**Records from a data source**
════════
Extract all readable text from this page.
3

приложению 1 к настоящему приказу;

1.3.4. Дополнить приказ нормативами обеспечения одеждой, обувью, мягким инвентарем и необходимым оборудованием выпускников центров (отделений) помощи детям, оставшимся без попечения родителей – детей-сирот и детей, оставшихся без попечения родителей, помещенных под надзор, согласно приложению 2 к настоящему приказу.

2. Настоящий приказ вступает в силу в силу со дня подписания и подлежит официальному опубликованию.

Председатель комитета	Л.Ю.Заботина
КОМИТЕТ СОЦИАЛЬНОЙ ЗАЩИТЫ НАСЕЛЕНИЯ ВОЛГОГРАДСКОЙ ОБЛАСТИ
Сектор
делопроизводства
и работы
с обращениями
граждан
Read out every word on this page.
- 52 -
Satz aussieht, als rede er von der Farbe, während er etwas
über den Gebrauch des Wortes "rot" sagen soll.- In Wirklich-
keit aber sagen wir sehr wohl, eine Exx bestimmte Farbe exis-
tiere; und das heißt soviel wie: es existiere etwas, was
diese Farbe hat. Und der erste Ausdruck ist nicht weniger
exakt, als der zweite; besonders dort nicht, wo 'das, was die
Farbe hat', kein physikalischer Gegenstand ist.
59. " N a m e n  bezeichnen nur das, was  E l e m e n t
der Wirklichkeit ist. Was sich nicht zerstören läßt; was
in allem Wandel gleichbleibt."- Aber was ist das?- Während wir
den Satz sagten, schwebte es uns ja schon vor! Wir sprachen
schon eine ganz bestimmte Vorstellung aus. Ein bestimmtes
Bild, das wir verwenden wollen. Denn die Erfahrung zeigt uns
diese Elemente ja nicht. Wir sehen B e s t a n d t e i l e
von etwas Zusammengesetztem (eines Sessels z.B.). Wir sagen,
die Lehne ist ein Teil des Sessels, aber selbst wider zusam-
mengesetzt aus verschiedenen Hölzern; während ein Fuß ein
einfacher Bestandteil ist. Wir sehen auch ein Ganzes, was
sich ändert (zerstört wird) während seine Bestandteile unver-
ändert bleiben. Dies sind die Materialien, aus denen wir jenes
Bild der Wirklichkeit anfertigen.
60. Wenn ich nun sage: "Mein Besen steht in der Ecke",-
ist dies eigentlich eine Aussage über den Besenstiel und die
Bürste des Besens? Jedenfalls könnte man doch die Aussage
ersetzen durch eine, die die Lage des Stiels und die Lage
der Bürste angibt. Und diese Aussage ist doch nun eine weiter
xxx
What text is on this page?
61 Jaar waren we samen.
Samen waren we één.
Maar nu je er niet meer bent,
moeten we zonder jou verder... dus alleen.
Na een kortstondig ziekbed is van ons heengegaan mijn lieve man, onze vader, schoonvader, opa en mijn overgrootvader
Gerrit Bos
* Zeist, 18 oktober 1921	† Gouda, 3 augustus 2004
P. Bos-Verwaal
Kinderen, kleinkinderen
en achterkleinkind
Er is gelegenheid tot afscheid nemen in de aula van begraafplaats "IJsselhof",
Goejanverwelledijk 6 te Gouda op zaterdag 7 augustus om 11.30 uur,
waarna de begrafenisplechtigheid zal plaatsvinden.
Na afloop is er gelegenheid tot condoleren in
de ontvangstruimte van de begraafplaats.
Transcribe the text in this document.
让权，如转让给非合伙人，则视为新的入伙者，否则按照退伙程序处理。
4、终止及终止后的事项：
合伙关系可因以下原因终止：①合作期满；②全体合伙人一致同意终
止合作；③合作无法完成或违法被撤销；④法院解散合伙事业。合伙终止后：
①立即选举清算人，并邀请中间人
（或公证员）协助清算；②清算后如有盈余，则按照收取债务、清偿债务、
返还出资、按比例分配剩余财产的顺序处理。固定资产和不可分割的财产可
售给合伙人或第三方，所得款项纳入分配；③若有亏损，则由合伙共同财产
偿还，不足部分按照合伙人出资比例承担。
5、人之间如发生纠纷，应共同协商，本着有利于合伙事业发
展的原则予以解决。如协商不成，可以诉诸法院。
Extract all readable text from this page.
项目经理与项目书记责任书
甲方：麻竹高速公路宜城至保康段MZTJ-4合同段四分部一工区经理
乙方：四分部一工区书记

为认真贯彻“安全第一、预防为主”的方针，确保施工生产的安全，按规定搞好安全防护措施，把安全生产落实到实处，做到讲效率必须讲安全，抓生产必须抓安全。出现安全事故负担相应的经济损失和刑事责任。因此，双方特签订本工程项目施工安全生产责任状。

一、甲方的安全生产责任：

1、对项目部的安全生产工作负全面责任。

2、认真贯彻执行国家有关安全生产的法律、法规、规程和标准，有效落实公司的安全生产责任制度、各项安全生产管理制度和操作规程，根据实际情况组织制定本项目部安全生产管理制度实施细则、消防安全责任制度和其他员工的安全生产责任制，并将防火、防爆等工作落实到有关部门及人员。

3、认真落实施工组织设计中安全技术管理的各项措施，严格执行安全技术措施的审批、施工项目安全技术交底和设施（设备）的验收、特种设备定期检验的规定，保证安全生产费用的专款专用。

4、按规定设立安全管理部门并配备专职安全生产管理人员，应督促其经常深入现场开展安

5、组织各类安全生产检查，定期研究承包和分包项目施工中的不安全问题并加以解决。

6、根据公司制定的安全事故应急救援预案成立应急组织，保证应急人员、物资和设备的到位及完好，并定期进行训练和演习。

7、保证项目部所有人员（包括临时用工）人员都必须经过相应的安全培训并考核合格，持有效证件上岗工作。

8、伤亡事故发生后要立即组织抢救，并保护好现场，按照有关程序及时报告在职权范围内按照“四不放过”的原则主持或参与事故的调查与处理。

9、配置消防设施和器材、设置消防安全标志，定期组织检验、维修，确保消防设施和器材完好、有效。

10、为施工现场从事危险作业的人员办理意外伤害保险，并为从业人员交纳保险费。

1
════════
**Direction**
In the entries above, find each line with the word "Satz" and copy it.

**Written response**
Satz aussieht, als rede er von der Farbe, während er etwas
den Satz sagten, schwebte es uns ja schon vor! Wir sprachen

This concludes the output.